Brief
Filter the entries that follow, copying every line in which the word "useful" appears.

#### Dataset entries

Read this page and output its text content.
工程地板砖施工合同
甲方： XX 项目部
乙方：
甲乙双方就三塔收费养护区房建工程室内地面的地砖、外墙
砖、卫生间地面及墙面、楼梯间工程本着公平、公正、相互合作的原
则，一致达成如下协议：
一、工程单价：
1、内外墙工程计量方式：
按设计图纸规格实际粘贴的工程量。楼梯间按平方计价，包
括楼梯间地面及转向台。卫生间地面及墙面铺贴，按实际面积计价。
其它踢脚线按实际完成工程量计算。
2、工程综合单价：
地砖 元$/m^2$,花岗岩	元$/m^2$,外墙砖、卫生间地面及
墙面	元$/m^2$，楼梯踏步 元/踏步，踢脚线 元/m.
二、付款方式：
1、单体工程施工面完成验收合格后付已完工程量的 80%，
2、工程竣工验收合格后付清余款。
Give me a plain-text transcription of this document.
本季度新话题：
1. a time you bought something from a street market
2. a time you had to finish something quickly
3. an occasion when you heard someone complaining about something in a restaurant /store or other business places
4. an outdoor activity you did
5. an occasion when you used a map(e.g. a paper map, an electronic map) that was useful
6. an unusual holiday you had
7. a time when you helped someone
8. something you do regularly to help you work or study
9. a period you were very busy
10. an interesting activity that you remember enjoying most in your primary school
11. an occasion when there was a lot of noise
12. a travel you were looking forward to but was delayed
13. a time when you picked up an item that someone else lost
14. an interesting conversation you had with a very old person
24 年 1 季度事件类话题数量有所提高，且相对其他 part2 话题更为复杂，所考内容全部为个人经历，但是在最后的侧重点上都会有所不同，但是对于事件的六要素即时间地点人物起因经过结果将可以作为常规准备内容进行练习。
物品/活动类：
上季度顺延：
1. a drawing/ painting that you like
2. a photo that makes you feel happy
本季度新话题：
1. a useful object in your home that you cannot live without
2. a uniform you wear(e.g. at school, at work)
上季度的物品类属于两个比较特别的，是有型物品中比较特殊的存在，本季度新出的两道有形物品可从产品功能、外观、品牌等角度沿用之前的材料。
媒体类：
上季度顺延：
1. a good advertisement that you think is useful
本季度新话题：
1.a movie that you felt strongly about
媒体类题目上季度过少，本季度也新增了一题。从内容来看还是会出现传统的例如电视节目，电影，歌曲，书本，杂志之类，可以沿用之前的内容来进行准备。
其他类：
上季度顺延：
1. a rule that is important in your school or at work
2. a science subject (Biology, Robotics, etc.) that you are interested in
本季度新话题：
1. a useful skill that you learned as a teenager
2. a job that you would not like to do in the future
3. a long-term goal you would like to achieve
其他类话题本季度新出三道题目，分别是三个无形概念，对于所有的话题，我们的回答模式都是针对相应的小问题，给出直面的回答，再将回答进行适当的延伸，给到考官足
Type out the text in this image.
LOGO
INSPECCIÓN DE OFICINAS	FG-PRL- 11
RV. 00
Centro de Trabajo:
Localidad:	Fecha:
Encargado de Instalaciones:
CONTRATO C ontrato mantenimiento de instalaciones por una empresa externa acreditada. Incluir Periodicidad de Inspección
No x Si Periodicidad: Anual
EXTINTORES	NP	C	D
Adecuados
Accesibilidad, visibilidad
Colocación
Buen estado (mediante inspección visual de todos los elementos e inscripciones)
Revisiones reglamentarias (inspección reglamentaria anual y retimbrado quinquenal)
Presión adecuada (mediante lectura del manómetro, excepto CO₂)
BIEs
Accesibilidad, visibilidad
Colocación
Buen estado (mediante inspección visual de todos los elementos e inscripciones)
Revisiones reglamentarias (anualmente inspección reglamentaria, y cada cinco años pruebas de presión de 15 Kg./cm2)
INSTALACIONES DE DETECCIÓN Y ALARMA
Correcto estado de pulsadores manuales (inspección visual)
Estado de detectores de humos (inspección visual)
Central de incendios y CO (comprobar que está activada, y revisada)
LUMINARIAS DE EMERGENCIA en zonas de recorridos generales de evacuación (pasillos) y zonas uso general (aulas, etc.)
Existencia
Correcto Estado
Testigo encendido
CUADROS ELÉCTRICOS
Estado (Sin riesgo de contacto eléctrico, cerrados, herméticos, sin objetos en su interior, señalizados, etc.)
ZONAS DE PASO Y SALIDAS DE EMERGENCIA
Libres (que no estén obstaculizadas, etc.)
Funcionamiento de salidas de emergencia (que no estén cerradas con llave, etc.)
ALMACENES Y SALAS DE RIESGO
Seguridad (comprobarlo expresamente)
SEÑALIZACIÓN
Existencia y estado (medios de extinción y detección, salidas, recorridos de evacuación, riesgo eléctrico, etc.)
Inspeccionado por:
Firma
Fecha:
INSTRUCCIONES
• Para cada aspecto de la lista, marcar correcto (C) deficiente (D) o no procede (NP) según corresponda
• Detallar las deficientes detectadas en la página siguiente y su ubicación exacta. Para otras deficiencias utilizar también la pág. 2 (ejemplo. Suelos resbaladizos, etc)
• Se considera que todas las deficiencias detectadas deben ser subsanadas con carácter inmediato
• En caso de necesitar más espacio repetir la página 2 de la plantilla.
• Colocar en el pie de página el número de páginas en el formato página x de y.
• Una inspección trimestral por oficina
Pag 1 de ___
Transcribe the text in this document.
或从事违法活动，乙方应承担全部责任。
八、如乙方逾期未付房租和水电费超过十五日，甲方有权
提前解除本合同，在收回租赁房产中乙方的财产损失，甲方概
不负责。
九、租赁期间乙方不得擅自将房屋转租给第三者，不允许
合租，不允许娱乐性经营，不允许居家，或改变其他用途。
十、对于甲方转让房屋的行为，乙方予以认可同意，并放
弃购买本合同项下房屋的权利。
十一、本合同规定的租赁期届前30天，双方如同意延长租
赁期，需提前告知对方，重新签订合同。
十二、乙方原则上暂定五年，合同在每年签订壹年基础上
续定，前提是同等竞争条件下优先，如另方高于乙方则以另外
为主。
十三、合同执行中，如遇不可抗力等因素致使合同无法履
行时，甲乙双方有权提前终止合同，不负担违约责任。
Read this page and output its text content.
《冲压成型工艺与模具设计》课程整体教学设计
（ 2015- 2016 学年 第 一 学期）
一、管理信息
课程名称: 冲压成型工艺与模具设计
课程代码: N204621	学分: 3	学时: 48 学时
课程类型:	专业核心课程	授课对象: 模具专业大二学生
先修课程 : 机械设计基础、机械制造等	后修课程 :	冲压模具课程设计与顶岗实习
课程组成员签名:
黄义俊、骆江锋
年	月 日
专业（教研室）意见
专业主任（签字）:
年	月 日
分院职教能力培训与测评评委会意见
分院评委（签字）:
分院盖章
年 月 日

########

Full solution
5. an occasion when you used a map(e.g. a paper map, an electronic map) that was useful
1. a useful object in your home that you cannot live without
1. a good advertisement that you think is useful
1. a useful skill that you learned as a teenager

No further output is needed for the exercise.